#### To do:
Repeat the records below exactly as they appear.

#### Stored data:
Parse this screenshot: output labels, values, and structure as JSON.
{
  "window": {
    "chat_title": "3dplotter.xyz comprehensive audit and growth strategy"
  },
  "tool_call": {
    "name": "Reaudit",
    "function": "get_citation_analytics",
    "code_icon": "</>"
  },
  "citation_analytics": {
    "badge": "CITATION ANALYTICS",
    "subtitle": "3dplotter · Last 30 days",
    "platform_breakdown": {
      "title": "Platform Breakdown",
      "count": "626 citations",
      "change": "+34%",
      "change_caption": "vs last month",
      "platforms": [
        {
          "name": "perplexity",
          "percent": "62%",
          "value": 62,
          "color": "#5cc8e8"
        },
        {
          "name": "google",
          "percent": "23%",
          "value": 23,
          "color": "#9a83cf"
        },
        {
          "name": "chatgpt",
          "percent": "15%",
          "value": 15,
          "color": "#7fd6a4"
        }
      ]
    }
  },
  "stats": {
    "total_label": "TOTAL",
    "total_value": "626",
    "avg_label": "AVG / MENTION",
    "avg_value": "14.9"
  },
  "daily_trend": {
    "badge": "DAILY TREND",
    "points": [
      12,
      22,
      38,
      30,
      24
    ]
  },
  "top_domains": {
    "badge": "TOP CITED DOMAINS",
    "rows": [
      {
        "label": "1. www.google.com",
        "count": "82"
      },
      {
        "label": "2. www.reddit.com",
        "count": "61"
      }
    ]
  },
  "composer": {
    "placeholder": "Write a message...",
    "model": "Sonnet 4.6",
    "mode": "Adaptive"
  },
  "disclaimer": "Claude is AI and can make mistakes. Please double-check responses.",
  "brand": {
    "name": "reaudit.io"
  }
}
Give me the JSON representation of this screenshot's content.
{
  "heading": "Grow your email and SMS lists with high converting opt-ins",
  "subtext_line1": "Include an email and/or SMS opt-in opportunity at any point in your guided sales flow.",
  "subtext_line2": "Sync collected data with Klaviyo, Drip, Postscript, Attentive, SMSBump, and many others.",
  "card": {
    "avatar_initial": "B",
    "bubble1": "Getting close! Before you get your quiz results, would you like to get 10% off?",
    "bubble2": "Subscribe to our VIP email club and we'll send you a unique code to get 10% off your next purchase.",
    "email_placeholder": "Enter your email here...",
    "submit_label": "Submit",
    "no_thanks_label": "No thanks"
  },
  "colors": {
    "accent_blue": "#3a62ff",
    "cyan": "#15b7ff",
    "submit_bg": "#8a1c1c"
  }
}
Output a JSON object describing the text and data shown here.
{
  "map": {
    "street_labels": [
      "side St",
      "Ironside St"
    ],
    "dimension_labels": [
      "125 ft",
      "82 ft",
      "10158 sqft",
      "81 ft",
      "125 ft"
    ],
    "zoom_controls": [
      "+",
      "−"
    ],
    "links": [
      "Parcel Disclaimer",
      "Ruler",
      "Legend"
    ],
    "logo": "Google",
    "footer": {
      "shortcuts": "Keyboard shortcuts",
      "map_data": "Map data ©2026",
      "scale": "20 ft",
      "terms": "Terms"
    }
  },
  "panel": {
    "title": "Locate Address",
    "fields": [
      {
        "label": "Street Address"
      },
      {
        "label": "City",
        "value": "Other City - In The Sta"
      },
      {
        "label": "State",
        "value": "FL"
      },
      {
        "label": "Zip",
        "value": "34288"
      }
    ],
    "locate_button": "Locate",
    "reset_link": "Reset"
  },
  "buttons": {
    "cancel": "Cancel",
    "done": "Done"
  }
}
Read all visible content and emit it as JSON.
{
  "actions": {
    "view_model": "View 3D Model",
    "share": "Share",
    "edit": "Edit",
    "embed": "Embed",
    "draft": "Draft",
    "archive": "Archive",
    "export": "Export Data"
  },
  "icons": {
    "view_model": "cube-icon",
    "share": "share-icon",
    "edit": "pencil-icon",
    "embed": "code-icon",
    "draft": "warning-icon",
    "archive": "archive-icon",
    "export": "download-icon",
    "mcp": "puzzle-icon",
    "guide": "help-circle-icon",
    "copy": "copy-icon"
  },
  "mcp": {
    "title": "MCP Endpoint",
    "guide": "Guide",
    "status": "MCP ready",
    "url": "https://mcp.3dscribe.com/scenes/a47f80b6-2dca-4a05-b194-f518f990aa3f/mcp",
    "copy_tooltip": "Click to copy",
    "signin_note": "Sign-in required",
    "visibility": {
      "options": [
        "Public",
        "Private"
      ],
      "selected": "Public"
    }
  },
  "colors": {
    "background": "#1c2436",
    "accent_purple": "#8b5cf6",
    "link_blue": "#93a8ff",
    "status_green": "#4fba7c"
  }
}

#### Complete response:
Parse this screenshot: output labels, values, and structure as JSON.
{
  "window": {
    "chat_title": "3dplotter.xyz comprehensive audit and growth strategy"
  },
  "tool_call": {
    "name": "Reaudit",
    "function": "get_citation_analytics",
    "code_icon": "</>"
  },
  "citation_analytics": {
    "badge": "CITATION ANALYTICS",
    "subtitle": "3dplotter · Last 30 days",
    "platform_breakdown": {
      "title": "Platform Breakdown",
      "count": "626 citations",
      "change": "+34%",
      "change_caption": "vs last month",
      "platforms": [
        {
          "name": "perplexity",
          "percent": "62%",
          "value": 62,
          "color": "#5cc8e8"
        },
        {
          "name": "google",
          "percent": "23%",
          "value": 23,
          "color": "#9a83cf"
        },
        {
          "name": "chatgpt",
          "percent": "15%",
          "value": 15,
          "color": "#7fd6a4"
        }
      ]
    }
  },
  "stats": {
    "total_label": "TOTAL",
    "total_value": "626",
    "avg_label": "AVG / MENTION",
    "avg_value": "14.9"
  },
  "daily_trend": {
    "badge": "DAILY TREND",
    "points": [
      12,
      22,
      38,
      30,
      24
    ]
  },
  "top_domains": {
    "badge": "TOP CITED DOMAINS",
    "rows": [
      {
        "label": "1. www.google.com",
        "count": "82"
      },
      {
        "label": "2. www.reddit.com",
        "count": "61"
      }
    ]
  },
  "composer": {
    "placeholder": "Write a message...",
    "model": "Sonnet 4.6",
    "mode": "Adaptive"
  },
  "disclaimer": "Claude is AI and can make mistakes. Please double-check responses.",
  "brand": {
    "name": "reaudit.io"
  }
}
Give me the JSON representation of this screenshot's content.
{
  "heading": "Grow your email and SMS lists with high converting opt-ins",
  "subtext_line1": "Include an email and/or SMS opt-in opportunity at any point in your guided sales flow.",
  "subtext_line2": "Sync collected data with Klaviyo, Drip, Postscript, Attentive, SMSBump, and many others.",
  "card": {
    "avatar_initial": "B",
    "bubble1": "Getting close! Before you get your quiz results, would you like to get 10% off?",
    "bubble2": "Subscribe to our VIP email club and we'll send you a unique code to get 10% off your next purchase.",
    "email_placeholder": "Enter your email here...",
    "submit_label": "Submit",
    "no_thanks_label": "No thanks"
  },
  "colors": {
    "accent_blue": "#3a62ff",
    "cyan": "#15b7ff",
    "submit_bg": "#8a1c1c"
  }
}
Output a JSON object describing the text and data shown here.
{
  "map": {
    "street_labels": [
      "side St",
      "Ironside St"
    ],
    "dimension_labels": [
      "125 ft",
      "82 ft",
      "10158 sqft",
      "81 ft",
      "125 ft"
    ],
    "zoom_controls": [
      "+",
      "−"
    ],
    "links": [
      "Parcel Disclaimer",
      "Ruler",
      "Legend"
    ],
    "logo": "Google",
    "footer": {
      "shortcuts": "Keyboard shortcuts",
      "map_data": "Map data ©2026",
      "scale": "20 ft",
      "terms": "Terms"
    }
  },
  "panel": {
    "title": "Locate Address",
    "fields": [
      {
        "label": "Street Address"
      },
      {
        "label": "City",
        "value": "Other City - In The Sta"
      },
      {
        "label": "State",
        "value": "FL"
      },
      {
        "label": "Zip",
        "value": "34288"
      }
    ],
    "locate_button": "Locate",
    "reset_link": "Reset"
  },
  "buttons": {
    "cancel": "Cancel",
    "done": "Done"
  }
}
Read all visible content and emit it as JSON.
{
  "actions": {
    "view_model": "View 3D Model",
    "share": "Share",
    "edit": "Edit",
    "embed": "Embed",
    "draft": "Draft",
    "archive": "Archive",
    "export": "Export Data"
  },
  "icons": {
    "view_model": "cube-icon",
    "share": "share-icon",
    "edit": "pencil-icon",
    "embed": "code-icon",
    "draft": "warning-icon",
    "archive": "archive-icon",
    "export": "download-icon",
    "mcp": "puzzle-icon",
    "guide": "help-circle-icon",
    "copy": "copy-icon"
  },
  "mcp": {
    "title": "MCP Endpoint",
    "guide": "Guide",
    "status": "MCP ready",
    "url": "https://mcp.3dscribe.com/scenes/a47f80b6-2dca-4a05-b194-f518f990aa3f/mcp",
    "copy_tooltip": "Click to copy",
    "signin_note": "Sign-in required",
    "visibility": {
      "options": [
        "Public",
        "Private"
      ],
      "selected": "Public"
    }
  },
  "colors": {
    "background": "#1c2436",
    "accent_purple": "#8b5cf6",
    "link_blue": "#93a8ff",
    "status_green": "#4fba7c"
  }
}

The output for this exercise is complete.